Records provided section start

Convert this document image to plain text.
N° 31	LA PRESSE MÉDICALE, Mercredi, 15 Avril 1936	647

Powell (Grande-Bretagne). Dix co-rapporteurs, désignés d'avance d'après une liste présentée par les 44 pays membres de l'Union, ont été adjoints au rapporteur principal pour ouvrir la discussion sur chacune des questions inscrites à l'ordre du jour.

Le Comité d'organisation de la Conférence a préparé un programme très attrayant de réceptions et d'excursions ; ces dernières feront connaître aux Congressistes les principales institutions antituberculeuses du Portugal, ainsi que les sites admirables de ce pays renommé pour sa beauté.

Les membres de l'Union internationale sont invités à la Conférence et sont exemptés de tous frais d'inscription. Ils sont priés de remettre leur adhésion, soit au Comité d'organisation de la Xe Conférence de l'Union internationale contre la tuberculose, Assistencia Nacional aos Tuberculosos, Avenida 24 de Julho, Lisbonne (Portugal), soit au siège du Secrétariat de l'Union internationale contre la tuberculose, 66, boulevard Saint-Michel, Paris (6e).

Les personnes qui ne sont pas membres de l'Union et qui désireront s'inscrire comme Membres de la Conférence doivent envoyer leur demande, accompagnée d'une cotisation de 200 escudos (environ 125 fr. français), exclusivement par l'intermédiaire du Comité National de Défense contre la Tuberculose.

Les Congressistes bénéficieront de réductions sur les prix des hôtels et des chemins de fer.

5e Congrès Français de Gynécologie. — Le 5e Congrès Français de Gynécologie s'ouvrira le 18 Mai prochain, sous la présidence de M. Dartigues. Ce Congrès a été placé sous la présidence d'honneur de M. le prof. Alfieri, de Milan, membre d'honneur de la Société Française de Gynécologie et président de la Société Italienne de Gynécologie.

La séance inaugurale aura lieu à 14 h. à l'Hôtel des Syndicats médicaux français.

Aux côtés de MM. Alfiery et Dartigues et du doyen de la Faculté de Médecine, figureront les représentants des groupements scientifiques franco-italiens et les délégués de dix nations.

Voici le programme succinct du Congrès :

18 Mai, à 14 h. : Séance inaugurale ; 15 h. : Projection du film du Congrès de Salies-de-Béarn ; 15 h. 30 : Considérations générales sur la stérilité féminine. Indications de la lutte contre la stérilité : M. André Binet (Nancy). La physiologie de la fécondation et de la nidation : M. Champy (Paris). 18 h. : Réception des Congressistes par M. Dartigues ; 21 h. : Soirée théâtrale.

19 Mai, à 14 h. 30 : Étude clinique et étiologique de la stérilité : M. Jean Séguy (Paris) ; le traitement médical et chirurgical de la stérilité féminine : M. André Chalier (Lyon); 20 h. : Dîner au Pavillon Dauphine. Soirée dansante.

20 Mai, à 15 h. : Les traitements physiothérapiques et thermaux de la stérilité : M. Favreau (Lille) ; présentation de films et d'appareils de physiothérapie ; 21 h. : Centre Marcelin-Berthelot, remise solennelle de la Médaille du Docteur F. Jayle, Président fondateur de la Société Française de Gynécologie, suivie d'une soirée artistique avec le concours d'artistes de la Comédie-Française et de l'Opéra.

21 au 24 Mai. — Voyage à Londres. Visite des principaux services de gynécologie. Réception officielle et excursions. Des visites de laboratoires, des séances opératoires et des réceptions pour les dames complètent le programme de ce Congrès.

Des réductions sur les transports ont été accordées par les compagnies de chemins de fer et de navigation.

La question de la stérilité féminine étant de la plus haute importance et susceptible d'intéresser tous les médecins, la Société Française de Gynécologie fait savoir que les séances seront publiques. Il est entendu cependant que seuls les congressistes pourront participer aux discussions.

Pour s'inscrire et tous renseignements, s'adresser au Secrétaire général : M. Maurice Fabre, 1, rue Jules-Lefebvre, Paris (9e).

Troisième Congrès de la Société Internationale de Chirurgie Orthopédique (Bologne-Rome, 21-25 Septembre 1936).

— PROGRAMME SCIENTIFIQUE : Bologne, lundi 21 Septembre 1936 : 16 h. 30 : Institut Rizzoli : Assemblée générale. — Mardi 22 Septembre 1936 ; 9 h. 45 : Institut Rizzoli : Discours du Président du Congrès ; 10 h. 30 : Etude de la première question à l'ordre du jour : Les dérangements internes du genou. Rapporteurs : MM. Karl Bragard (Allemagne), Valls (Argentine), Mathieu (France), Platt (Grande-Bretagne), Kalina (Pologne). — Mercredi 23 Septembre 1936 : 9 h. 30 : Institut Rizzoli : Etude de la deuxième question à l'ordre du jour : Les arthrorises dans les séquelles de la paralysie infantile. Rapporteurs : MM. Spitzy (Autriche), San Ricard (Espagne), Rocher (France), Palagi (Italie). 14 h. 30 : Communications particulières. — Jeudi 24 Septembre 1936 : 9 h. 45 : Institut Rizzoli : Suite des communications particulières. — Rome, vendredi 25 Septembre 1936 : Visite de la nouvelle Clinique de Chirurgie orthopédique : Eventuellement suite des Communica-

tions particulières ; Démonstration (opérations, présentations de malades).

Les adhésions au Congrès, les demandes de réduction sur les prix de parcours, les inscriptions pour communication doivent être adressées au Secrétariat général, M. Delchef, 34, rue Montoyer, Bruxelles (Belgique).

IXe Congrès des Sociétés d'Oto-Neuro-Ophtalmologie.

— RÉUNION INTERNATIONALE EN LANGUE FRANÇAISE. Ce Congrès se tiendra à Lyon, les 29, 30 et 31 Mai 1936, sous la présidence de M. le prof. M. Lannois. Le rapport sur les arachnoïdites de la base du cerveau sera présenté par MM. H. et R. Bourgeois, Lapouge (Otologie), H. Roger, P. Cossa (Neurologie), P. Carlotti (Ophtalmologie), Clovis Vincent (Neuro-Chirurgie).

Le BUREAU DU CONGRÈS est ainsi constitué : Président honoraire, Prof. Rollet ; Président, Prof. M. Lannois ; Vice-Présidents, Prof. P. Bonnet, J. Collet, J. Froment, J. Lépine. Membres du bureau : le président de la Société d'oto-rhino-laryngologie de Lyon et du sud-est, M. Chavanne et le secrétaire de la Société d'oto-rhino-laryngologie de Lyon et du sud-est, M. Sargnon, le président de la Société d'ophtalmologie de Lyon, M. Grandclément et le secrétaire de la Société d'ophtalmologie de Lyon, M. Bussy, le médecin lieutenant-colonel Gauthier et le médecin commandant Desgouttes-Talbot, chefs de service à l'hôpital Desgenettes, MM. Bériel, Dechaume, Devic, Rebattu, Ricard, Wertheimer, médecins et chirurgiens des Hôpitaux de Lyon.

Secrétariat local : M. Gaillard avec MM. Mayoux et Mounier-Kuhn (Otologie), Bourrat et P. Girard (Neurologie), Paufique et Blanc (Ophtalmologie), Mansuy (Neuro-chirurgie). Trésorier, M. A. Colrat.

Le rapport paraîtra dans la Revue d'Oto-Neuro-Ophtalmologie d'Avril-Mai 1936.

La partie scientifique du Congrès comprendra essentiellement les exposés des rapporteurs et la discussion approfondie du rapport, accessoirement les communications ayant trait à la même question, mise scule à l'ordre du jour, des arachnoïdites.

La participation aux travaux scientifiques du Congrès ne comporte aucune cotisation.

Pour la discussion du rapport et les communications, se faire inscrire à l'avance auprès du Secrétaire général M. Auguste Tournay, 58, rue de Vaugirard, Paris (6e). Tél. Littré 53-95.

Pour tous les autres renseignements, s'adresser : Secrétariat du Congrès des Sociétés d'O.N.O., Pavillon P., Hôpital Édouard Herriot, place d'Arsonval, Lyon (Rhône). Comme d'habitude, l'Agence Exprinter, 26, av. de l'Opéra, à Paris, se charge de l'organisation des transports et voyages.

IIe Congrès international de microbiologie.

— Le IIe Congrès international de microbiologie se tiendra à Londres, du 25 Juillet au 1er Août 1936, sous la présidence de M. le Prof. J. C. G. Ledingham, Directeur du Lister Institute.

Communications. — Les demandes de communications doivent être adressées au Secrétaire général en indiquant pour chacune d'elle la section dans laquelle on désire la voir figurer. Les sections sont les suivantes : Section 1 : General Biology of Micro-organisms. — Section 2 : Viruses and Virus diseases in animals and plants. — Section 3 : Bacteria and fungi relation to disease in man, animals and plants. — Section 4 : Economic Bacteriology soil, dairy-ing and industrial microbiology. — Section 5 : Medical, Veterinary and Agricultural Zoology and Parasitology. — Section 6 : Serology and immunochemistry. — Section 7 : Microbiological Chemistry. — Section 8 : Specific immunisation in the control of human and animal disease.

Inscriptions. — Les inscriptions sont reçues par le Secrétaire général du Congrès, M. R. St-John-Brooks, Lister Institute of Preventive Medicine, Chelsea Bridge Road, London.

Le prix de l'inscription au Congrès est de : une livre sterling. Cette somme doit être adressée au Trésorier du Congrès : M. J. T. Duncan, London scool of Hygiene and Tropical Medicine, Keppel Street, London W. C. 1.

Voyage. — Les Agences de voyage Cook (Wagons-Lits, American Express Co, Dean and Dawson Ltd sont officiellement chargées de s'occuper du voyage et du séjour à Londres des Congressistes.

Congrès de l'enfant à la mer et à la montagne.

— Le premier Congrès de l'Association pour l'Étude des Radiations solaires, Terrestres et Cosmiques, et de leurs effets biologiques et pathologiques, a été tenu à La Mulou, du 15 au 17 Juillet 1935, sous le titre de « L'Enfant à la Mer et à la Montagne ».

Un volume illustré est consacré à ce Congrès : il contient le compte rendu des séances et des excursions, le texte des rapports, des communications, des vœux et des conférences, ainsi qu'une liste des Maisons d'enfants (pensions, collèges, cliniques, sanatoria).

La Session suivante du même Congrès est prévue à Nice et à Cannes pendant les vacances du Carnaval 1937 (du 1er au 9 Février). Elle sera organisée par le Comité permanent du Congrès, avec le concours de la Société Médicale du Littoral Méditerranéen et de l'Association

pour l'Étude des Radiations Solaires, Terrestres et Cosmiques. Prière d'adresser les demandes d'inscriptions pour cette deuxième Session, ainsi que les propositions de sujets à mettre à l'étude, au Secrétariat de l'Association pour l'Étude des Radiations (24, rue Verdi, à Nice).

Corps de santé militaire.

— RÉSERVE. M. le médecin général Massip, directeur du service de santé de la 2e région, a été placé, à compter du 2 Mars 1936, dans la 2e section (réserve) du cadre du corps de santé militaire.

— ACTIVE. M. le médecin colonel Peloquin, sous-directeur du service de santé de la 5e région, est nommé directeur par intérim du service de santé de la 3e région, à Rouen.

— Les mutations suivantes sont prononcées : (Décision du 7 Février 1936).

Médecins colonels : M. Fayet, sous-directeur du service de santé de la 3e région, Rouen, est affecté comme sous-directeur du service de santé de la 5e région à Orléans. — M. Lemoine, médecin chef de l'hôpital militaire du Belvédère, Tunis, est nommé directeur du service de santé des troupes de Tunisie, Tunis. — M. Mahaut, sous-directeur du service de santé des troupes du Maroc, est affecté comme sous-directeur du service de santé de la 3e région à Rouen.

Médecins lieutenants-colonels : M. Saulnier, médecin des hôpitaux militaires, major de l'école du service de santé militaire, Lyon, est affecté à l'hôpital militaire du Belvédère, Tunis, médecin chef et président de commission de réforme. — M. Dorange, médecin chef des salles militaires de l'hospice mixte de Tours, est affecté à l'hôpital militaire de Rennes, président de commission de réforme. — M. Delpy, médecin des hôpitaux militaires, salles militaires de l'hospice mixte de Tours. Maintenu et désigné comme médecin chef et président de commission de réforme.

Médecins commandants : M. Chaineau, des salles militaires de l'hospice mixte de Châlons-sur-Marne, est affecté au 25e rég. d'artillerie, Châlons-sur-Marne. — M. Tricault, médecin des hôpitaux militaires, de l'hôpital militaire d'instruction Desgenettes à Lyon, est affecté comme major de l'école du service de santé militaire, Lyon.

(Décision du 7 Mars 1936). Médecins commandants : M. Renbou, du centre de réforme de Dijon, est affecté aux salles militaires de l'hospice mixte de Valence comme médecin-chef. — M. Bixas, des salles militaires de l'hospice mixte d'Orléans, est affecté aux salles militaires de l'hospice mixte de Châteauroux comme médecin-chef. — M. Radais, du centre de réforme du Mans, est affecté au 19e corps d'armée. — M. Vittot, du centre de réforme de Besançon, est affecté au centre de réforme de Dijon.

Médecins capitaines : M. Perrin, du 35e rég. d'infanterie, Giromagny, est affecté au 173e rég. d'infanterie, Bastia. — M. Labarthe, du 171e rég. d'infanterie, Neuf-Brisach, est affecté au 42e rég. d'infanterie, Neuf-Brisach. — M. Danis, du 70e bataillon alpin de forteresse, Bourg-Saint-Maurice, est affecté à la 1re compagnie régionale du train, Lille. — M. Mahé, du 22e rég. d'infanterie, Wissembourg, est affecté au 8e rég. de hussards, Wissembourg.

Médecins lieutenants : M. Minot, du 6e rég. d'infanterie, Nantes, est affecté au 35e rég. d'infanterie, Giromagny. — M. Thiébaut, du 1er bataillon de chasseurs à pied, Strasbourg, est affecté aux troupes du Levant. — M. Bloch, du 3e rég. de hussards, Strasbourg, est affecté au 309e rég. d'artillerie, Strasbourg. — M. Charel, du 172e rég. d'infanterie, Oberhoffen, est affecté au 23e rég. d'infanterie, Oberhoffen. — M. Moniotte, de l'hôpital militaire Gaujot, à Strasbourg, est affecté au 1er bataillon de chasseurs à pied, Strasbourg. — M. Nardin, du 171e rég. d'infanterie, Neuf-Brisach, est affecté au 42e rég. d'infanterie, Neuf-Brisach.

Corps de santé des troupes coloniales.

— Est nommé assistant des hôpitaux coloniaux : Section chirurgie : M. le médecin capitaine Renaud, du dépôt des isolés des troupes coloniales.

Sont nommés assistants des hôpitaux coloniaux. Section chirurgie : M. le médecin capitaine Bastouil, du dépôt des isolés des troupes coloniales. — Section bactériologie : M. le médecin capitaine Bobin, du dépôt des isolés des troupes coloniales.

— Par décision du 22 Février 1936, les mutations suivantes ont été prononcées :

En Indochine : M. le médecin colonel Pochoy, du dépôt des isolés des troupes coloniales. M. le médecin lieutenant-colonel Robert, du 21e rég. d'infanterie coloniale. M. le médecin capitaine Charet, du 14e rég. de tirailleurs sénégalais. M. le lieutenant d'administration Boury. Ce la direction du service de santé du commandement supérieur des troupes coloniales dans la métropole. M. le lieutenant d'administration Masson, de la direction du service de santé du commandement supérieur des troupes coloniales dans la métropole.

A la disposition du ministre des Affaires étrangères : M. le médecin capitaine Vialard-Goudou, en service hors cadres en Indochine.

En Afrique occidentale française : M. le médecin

Records provided section end

● **Work request**: For each line above that contains "ordre", make a copy.

● **Written reply**:
Powell (Grande-Bretagne). Dix co-rapporteurs, désignés d'avance d'après une liste présentée par les 44 pays membres de l'Union, ont été adjoints au rapporteur principal pour ouvrir la discussion sur chacune des questions inscrites à l'ordre du jour.
— PROGRAMME SCIENTIFIQUE : Bologne, lundi 21 Septembre 1936 : 16 h. 30 : Institut Rizzoli : Assemblée générale. — Mardi 22 Septembre 1936 ; 9 h. 45 : Institut Rizzoli : Discours du Président du Congrès ; 10 h. 30 : Etude de la première question à l'ordre du jour : Les dérangements internes du genou. Rapporteurs : MM. Karl Bragard (Allemagne), Valls (Argentine), Mathieu (France), Platt (Grande-Bretagne), Kalina (Pologne). — Mercredi 23 Septembre 1936 : 9 h. 30 : Institut Rizzoli : Etude de la deuxième question à l'ordre du jour : Les arthrorises dans les séquelles de la paralysie infantile. Rapporteurs : MM. Spitzy (Autriche), San Ricard (Espagne), Rocher (France), Palagi (Italie). 14 h. 30 : Communications particulières. — Jeudi 24 Septembre 1936 : 9 h. 45 : Institut Rizzoli : Suite des communications particulières. — Rome, vendredi 25 Septembre 1936 : Visite de la nouvelle Clinique de Chirurgie orthopédique : Eventuellement suite des Communica-
La partie scientifique du Congrès comprendra essentiellement les exposés des rapporteurs et la discussion approfondie du rapport, accessoirement les communications ayant trait à la même question, mise scule à l'ordre du jour, des arachnoïdites.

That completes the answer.